▸ Directions: Quote all lines below exactly. Images stay out.

▸ Records for processing:
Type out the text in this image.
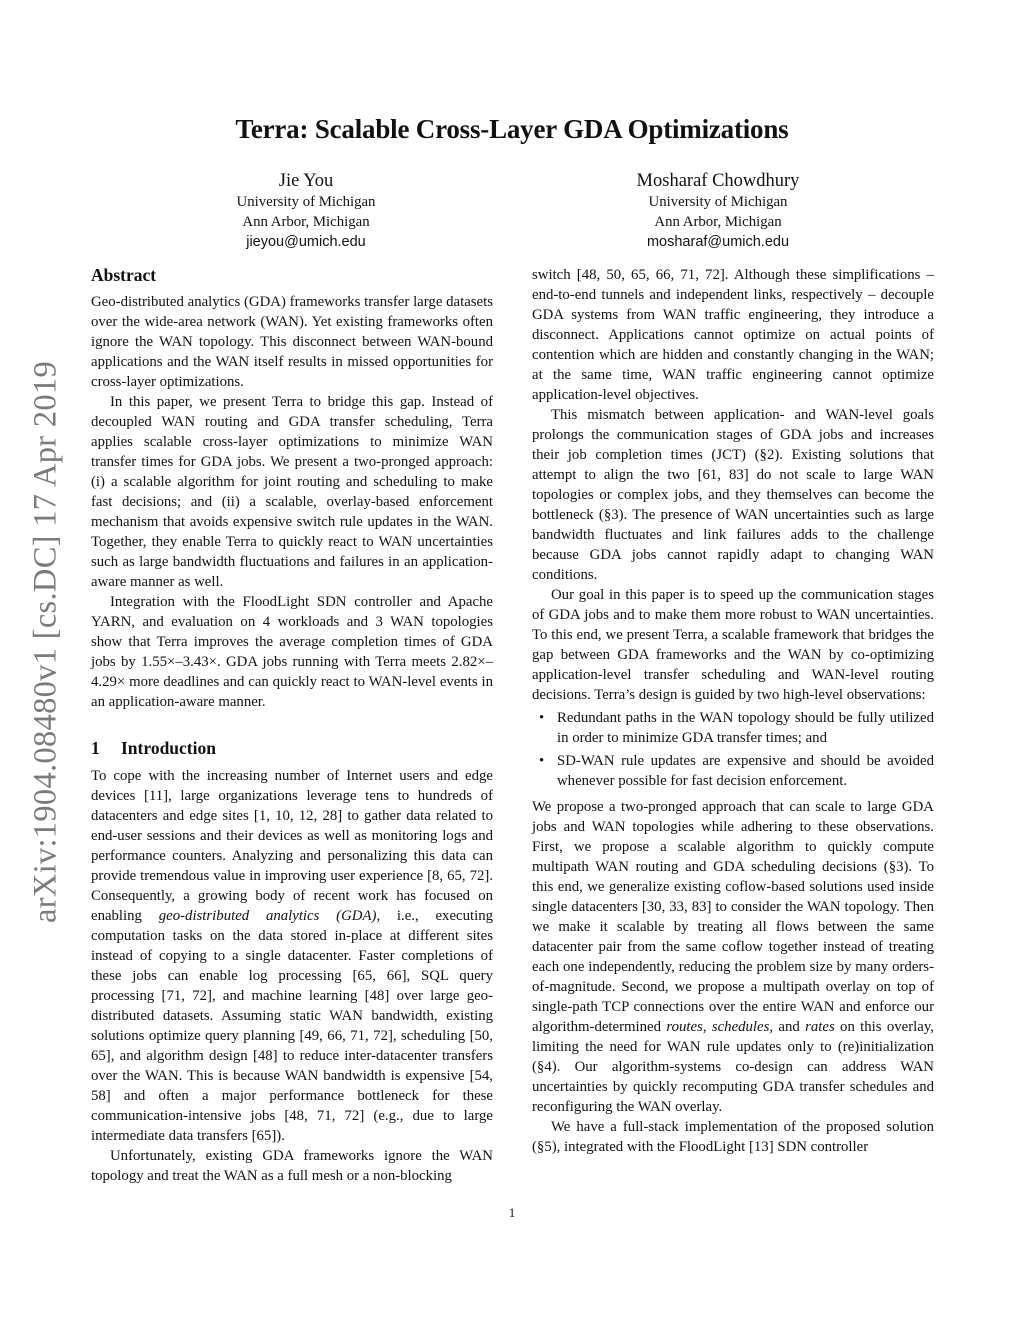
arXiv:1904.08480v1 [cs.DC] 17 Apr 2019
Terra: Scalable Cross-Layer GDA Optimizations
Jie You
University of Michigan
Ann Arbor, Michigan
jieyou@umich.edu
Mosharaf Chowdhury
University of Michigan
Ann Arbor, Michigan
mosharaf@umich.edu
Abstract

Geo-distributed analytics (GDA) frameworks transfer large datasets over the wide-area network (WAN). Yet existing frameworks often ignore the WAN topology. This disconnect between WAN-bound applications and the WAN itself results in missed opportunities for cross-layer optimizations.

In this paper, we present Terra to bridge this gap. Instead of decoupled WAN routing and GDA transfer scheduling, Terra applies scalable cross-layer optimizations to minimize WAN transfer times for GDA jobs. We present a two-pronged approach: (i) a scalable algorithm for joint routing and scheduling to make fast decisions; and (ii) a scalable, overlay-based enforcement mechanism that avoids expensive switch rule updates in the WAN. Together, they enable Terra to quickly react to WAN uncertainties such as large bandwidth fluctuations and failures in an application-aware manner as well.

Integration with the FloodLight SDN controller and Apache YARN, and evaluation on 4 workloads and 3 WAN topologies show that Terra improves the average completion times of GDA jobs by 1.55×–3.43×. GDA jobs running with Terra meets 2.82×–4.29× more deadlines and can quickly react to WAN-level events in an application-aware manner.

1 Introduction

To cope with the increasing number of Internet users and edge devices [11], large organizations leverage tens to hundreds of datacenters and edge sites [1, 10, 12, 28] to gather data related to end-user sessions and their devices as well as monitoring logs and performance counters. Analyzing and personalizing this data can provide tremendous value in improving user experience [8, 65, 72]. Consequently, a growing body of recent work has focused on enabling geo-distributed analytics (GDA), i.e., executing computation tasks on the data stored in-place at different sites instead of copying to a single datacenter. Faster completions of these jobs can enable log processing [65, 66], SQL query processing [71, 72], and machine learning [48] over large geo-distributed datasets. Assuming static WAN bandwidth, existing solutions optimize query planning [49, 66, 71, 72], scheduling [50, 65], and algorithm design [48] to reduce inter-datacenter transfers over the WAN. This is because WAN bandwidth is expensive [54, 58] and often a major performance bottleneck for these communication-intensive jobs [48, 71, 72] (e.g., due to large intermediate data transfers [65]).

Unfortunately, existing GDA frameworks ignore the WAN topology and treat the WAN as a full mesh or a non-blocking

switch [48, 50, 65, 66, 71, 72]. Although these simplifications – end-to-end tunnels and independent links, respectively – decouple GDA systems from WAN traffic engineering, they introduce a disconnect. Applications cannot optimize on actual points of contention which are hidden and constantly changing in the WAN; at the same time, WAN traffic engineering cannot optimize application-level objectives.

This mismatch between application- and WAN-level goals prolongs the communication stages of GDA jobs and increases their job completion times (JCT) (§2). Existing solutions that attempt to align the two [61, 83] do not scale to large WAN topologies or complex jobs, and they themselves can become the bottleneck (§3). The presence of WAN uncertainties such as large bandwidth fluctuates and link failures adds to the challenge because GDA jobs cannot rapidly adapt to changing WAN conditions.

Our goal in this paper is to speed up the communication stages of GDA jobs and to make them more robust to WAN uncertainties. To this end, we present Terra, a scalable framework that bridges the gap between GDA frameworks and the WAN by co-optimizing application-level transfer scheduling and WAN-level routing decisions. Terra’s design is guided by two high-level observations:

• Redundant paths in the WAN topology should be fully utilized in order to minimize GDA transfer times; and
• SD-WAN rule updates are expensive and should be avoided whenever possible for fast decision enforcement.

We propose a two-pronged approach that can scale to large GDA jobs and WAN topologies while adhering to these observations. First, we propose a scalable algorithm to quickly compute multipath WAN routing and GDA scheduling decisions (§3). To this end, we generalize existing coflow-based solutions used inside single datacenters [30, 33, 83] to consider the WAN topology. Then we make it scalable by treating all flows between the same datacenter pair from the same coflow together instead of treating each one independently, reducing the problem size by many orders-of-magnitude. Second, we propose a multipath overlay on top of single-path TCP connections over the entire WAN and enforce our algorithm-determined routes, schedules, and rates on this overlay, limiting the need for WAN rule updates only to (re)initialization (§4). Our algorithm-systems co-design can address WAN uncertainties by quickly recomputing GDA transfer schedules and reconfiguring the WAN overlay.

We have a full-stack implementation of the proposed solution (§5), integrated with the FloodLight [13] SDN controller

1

▸ Task solution:
Type out the text in this image.
arXiv:1904.08480v1 [cs.DC] 17 Apr 2019
Terra: Scalable Cross-Layer GDA Optimizations
Jie You
University of Michigan
Ann Arbor, Michigan
jieyou@umich.edu
Mosharaf Chowdhury
University of Michigan
Ann Arbor, Michigan
mosharaf@umich.edu
Abstract

Geo-distributed analytics (GDA) frameworks transfer large datasets over the wide-area network (WAN). Yet existing frameworks often ignore the WAN topology. This disconnect between WAN-bound applications and the WAN itself results in missed opportunities for cross-layer optimizations.

In this paper, we present Terra to bridge this gap. Instead of decoupled WAN routing and GDA transfer scheduling, Terra applies scalable cross-layer optimizations to minimize WAN transfer times for GDA jobs. We present a two-pronged approach: (i) a scalable algorithm for joint routing and scheduling to make fast decisions; and (ii) a scalable, overlay-based enforcement mechanism that avoids expensive switch rule updates in the WAN. Together, they enable Terra to quickly react to WAN uncertainties such as large bandwidth fluctuations and failures in an application-aware manner as well.

Integration with the FloodLight SDN controller and Apache YARN, and evaluation on 4 workloads and 3 WAN topologies show that Terra improves the average completion times of GDA jobs by 1.55×–3.43×. GDA jobs running with Terra meets 2.82×–4.29× more deadlines and can quickly react to WAN-level events in an application-aware manner.

1 Introduction

To cope with the increasing number of Internet users and edge devices [11], large organizations leverage tens to hundreds of datacenters and edge sites [1, 10, 12, 28] to gather data related to end-user sessions and their devices as well as monitoring logs and performance counters. Analyzing and personalizing this data can provide tremendous value in improving user experience [8, 65, 72]. Consequently, a growing body of recent work has focused on enabling geo-distributed analytics (GDA), i.e., executing computation tasks on the data stored in-place at different sites instead of copying to a single datacenter. Faster completions of these jobs can enable log processing [65, 66], SQL query processing [71, 72], and machine learning [48] over large geo-distributed datasets. Assuming static WAN bandwidth, existing solutions optimize query planning [49, 66, 71, 72], scheduling [50, 65], and algorithm design [48] to reduce inter-datacenter transfers over the WAN. This is because WAN bandwidth is expensive [54, 58] and often a major performance bottleneck for these communication-intensive jobs [48, 71, 72] (e.g., due to large intermediate data transfers [65]).

Unfortunately, existing GDA frameworks ignore the WAN topology and treat the WAN as a full mesh or a non-blocking

switch [48, 50, 65, 66, 71, 72]. Although these simplifications – end-to-end tunnels and independent links, respectively – decouple GDA systems from WAN traffic engineering, they introduce a disconnect. Applications cannot optimize on actual points of contention which are hidden and constantly changing in the WAN; at the same time, WAN traffic engineering cannot optimize application-level objectives.

This mismatch between application- and WAN-level goals prolongs the communication stages of GDA jobs and increases their job completion times (JCT) (§2). Existing solutions that attempt to align the two [61, 83] do not scale to large WAN topologies or complex jobs, and they themselves can become the bottleneck (§3). The presence of WAN uncertainties such as large bandwidth fluctuates and link failures adds to the challenge because GDA jobs cannot rapidly adapt to changing WAN conditions.

Our goal in this paper is to speed up the communication stages of GDA jobs and to make them more robust to WAN uncertainties. To this end, we present Terra, a scalable framework that bridges the gap between GDA frameworks and the WAN by co-optimizing application-level transfer scheduling and WAN-level routing decisions. Terra’s design is guided by two high-level observations:

• Redundant paths in the WAN topology should be fully utilized in order to minimize GDA transfer times; and
• SD-WAN rule updates are expensive and should be avoided whenever possible for fast decision enforcement.

We propose a two-pronged approach that can scale to large GDA jobs and WAN topologies while adhering to these observations. First, we propose a scalable algorithm to quickly compute multipath WAN routing and GDA scheduling decisions (§3). To this end, we generalize existing coflow-based solutions used inside single datacenters [30, 33, 83] to consider the WAN topology. Then we make it scalable by treating all flows between the same datacenter pair from the same coflow together instead of treating each one independently, reducing the problem size by many orders-of-magnitude. Second, we propose a multipath overlay on top of single-path TCP connections over the entire WAN and enforce our algorithm-determined routes, schedules, and rates on this overlay, limiting the need for WAN rule updates only to (re)initialization (§4). Our algorithm-systems co-design can address WAN uncertainties by quickly recomputing GDA transfer schedules and reconfiguring the WAN overlay.

We have a full-stack implementation of the proposed solution (§5), integrated with the FloodLight [13] SDN controller

1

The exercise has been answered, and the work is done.